DATA TO PROCESS
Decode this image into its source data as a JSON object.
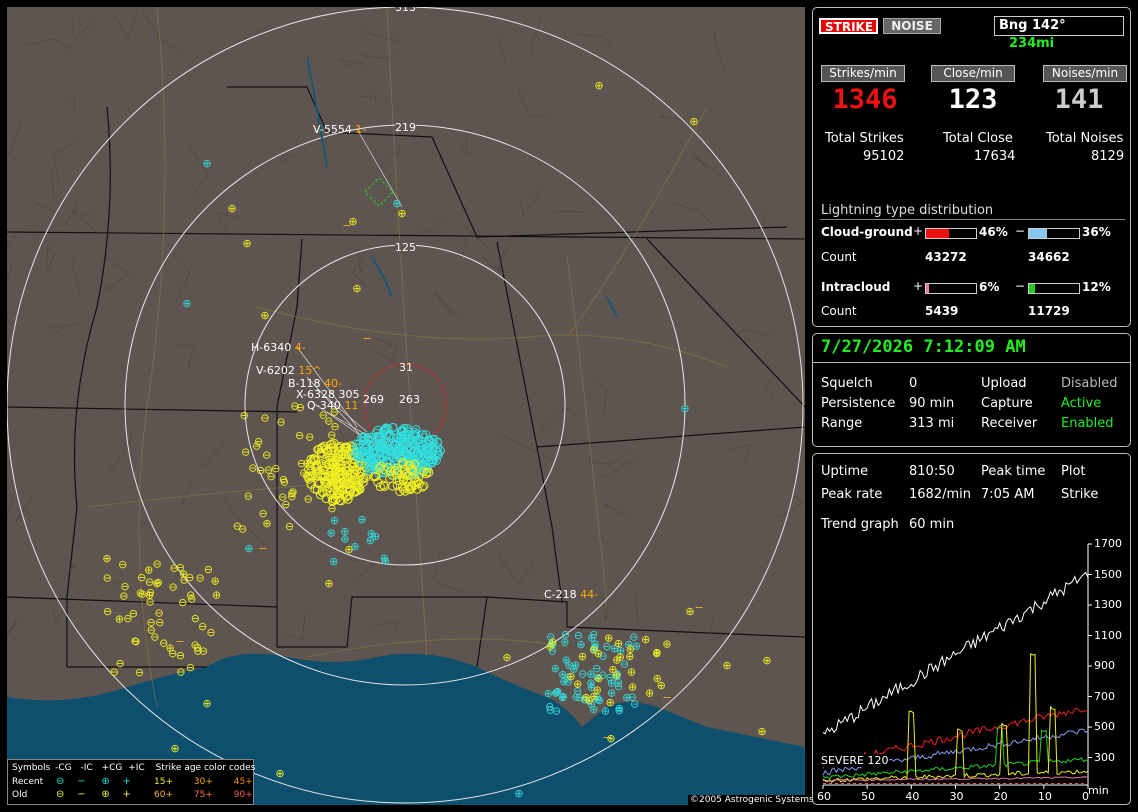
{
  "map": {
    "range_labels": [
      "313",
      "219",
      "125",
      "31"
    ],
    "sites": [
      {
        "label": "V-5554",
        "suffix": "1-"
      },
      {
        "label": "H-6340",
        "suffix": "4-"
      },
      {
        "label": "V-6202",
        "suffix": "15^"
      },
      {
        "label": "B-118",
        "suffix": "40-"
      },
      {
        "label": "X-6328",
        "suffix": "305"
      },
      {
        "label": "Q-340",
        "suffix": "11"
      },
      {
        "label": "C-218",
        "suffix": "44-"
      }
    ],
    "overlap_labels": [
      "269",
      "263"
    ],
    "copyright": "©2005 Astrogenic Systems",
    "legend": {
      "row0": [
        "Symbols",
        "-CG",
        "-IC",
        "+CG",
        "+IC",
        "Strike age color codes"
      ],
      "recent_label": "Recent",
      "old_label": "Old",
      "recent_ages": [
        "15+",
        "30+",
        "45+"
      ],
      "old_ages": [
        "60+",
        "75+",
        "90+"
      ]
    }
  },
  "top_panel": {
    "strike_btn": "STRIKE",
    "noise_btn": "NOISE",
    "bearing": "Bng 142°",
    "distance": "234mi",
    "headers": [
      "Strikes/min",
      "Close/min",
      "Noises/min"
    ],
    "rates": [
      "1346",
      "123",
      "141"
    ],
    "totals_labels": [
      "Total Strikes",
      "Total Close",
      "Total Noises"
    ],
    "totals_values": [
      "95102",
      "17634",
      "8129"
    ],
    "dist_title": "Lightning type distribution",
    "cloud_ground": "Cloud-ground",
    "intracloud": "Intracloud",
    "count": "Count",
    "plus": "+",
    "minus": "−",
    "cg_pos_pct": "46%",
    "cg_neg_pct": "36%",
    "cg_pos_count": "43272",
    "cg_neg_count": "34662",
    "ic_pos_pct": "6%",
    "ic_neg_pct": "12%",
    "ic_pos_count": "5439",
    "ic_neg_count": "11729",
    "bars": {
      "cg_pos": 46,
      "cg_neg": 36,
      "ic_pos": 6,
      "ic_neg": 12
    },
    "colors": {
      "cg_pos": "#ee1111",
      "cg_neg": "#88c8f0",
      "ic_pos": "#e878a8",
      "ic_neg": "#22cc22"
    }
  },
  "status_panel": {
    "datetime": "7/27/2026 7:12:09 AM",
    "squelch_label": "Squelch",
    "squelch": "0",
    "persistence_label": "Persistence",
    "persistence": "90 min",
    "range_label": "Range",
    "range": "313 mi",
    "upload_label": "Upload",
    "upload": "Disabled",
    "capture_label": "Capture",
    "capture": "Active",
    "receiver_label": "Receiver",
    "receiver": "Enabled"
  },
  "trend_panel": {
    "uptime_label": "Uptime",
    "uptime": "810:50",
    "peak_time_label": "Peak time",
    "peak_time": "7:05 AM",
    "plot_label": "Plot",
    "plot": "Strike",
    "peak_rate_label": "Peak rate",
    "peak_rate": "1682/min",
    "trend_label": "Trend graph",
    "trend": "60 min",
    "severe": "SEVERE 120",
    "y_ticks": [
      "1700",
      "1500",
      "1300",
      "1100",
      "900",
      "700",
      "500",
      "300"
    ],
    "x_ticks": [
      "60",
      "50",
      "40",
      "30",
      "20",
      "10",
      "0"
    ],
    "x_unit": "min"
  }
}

JOB
The material above must be printed exactly, with its pictures left out.

FINAL ANSWER
Decode this image into its source data as a JSON object.
{
  "map": {
    "range_labels": [
      "313",
      "219",
      "125",
      "31"
    ],
    "sites": [
      {
        "label": "V-5554",
        "suffix": "1-"
      },
      {
        "label": "H-6340",
        "suffix": "4-"
      },
      {
        "label": "V-6202",
        "suffix": "15^"
      },
      {
        "label": "B-118",
        "suffix": "40-"
      },
      {
        "label": "X-6328",
        "suffix": "305"
      },
      {
        "label": "Q-340",
        "suffix": "11"
      },
      {
        "label": "C-218",
        "suffix": "44-"
      }
    ],
    "overlap_labels": [
      "269",
      "263"
    ],
    "copyright": "©2005 Astrogenic Systems",
    "legend": {
      "row0": [
        "Symbols",
        "-CG",
        "-IC",
        "+CG",
        "+IC",
        "Strike age color codes"
      ],
      "recent_label": "Recent",
      "old_label": "Old",
      "recent_ages": [
        "15+",
        "30+",
        "45+"
      ],
      "old_ages": [
        "60+",
        "75+",
        "90+"
      ]
    }
  },
  "top_panel": {
    "strike_btn": "STRIKE",
    "noise_btn": "NOISE",
    "bearing": "Bng 142°",
    "distance": "234mi",
    "headers": [
      "Strikes/min",
      "Close/min",
      "Noises/min"
    ],
    "rates": [
      "1346",
      "123",
      "141"
    ],
    "totals_labels": [
      "Total Strikes",
      "Total Close",
      "Total Noises"
    ],
    "totals_values": [
      "95102",
      "17634",
      "8129"
    ],
    "dist_title": "Lightning type distribution",
    "cloud_ground": "Cloud-ground",
    "intracloud": "Intracloud",
    "count": "Count",
    "plus": "+",
    "minus": "−",
    "cg_pos_pct": "46%",
    "cg_neg_pct": "36%",
    "cg_pos_count": "43272",
    "cg_neg_count": "34662",
    "ic_pos_pct": "6%",
    "ic_neg_pct": "12%",
    "ic_pos_count": "5439",
    "ic_neg_count": "11729",
    "bars": {
      "cg_pos": 46,
      "cg_neg": 36,
      "ic_pos": 6,
      "ic_neg": 12
    },
    "colors": {
      "cg_pos": "#ee1111",
      "cg_neg": "#88c8f0",
      "ic_pos": "#e878a8",
      "ic_neg": "#22cc22"
    }
  },
  "status_panel": {
    "datetime": "7/27/2026 7:12:09 AM",
    "squelch_label": "Squelch",
    "squelch": "0",
    "persistence_label": "Persistence",
    "persistence": "90 min",
    "range_label": "Range",
    "range": "313 mi",
    "upload_label": "Upload",
    "upload": "Disabled",
    "capture_label": "Capture",
    "capture": "Active",
    "receiver_label": "Receiver",
    "receiver": "Enabled"
  },
  "trend_panel": {
    "uptime_label": "Uptime",
    "uptime": "810:50",
    "peak_time_label": "Peak time",
    "peak_time": "7:05 AM",
    "plot_label": "Plot",
    "plot": "Strike",
    "peak_rate_label": "Peak rate",
    "peak_rate": "1682/min",
    "trend_label": "Trend graph",
    "trend": "60 min",
    "severe": "SEVERE 120",
    "y_ticks": [
      "1700",
      "1500",
      "1300",
      "1100",
      "900",
      "700",
      "500",
      "300"
    ],
    "x_ticks": [
      "60",
      "50",
      "40",
      "30",
      "20",
      "10",
      "0"
    ],
    "x_unit": "min"
  }
}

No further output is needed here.